### WHAT THE TASK REQUIRES
For each line that holds "smgeometry", copy the line out.

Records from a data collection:
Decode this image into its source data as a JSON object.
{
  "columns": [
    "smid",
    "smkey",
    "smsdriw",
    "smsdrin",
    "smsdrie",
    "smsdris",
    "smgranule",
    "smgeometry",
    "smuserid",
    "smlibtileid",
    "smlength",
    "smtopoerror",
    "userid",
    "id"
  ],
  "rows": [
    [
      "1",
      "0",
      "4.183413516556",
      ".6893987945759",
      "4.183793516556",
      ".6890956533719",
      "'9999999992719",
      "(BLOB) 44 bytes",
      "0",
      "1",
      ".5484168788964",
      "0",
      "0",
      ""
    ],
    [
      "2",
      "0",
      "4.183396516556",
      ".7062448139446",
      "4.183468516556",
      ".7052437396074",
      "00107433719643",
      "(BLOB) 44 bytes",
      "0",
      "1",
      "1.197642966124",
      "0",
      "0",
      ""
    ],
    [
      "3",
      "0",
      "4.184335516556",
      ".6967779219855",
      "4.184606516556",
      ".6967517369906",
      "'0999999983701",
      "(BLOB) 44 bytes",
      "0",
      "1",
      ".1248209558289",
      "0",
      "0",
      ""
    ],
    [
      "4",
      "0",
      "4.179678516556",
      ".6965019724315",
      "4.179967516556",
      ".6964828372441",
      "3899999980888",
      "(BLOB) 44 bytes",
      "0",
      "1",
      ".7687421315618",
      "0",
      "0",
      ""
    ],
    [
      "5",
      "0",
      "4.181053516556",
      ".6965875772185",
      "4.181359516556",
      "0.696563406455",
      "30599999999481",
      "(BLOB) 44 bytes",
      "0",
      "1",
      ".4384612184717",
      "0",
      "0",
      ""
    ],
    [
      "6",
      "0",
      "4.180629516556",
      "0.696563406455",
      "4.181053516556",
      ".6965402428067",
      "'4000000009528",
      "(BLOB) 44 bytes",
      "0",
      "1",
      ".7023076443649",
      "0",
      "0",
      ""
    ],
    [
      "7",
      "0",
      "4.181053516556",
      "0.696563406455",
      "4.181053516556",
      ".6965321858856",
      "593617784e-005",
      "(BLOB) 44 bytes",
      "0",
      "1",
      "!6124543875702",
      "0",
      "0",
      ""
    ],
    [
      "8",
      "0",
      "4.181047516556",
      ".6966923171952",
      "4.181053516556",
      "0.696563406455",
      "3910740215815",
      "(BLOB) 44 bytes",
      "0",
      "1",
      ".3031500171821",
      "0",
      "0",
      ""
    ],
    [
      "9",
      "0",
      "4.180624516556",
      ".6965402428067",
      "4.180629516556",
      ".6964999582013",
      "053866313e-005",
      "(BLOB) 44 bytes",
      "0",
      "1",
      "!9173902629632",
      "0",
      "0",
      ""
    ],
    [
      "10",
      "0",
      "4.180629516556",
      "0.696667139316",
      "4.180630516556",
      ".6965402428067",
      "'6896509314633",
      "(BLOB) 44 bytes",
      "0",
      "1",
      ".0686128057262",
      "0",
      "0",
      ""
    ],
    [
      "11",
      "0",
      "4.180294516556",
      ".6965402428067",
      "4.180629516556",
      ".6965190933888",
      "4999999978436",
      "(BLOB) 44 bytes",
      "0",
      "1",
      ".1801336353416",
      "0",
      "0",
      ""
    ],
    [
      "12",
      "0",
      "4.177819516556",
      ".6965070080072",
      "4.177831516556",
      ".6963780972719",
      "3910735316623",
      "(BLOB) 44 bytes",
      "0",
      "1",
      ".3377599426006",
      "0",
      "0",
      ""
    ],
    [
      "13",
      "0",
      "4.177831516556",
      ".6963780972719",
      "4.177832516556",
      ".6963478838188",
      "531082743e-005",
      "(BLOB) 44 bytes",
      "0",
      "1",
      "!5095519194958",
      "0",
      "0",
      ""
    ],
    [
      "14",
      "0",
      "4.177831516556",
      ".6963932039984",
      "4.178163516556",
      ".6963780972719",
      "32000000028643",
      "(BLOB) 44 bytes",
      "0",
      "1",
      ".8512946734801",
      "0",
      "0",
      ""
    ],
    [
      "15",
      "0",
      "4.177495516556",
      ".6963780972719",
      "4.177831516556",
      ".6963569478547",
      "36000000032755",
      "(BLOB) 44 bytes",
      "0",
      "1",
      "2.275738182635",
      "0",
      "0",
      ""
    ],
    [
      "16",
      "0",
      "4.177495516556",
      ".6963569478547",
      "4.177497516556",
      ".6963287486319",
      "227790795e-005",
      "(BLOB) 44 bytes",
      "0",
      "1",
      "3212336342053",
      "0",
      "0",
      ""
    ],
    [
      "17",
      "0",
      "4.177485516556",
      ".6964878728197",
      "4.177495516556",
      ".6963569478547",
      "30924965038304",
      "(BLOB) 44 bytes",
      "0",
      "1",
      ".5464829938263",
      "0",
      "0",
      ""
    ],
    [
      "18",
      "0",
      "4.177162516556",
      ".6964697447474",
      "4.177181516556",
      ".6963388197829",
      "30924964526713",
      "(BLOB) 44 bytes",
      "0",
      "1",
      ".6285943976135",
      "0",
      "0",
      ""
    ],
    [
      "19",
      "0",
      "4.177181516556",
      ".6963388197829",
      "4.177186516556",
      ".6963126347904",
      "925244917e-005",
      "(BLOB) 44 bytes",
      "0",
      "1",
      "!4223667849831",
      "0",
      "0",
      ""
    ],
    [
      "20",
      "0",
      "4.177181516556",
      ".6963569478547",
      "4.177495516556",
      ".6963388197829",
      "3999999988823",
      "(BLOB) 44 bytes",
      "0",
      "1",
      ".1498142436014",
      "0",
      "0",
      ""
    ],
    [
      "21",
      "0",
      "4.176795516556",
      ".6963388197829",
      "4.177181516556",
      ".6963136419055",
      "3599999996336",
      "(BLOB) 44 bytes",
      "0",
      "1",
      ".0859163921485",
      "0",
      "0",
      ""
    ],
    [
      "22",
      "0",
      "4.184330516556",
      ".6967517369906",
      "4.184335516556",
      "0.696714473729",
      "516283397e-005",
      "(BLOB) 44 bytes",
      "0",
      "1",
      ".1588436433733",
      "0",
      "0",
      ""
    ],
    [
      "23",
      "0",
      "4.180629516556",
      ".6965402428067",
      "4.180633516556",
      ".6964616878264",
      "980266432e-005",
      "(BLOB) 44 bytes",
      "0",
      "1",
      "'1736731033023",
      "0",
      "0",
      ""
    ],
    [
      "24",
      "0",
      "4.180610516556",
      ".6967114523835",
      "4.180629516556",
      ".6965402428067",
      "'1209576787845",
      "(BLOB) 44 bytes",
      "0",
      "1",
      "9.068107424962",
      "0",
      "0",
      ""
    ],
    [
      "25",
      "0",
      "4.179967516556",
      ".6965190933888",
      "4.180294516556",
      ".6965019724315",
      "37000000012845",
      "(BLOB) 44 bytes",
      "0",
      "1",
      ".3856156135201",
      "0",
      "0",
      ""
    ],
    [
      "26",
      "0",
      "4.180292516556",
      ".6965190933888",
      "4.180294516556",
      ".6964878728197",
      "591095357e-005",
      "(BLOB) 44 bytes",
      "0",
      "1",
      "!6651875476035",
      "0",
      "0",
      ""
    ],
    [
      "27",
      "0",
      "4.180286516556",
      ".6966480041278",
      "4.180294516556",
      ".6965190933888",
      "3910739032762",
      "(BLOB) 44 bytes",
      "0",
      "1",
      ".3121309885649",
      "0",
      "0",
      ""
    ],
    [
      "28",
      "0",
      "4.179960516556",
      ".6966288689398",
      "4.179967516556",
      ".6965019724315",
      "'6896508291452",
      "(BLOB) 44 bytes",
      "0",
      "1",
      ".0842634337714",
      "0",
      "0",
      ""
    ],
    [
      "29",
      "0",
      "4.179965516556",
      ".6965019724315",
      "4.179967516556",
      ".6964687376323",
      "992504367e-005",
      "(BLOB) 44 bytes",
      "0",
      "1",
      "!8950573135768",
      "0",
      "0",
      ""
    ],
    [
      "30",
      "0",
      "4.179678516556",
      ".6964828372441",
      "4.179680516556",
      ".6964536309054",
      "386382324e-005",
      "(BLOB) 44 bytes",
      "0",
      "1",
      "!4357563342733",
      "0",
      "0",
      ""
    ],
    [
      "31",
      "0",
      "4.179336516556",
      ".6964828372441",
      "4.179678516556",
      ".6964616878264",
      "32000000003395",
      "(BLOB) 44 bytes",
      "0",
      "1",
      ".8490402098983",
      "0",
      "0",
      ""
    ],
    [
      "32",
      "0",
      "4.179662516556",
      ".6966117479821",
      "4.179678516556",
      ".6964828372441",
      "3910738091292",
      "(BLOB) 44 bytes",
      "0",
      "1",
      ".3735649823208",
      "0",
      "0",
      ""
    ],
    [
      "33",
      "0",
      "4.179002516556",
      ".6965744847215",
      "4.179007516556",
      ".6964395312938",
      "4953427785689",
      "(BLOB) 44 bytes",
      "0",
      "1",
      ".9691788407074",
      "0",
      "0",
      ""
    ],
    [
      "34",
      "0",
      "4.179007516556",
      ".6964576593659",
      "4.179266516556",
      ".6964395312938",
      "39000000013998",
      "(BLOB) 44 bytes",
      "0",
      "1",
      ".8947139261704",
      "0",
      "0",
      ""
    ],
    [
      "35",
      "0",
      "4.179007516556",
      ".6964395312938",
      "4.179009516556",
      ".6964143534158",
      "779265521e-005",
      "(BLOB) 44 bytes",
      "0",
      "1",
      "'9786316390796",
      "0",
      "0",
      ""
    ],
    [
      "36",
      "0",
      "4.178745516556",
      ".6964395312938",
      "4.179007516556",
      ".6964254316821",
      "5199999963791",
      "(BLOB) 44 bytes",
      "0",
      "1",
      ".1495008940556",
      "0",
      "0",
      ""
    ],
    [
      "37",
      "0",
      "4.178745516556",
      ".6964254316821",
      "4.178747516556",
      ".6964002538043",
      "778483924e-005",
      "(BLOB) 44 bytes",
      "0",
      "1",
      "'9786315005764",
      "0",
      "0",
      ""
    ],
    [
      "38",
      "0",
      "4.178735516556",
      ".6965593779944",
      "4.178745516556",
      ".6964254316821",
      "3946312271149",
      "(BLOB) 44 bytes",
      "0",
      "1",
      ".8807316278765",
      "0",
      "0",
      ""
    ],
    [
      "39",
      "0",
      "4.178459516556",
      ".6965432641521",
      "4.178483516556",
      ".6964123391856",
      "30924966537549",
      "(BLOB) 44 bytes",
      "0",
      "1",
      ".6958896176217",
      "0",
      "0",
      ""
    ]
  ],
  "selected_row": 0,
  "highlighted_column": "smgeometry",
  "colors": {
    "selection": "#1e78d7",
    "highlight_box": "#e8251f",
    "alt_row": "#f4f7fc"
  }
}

### CORRECT ANSWER
    "smgeometry",
  "highlighted_column": "smgeometry",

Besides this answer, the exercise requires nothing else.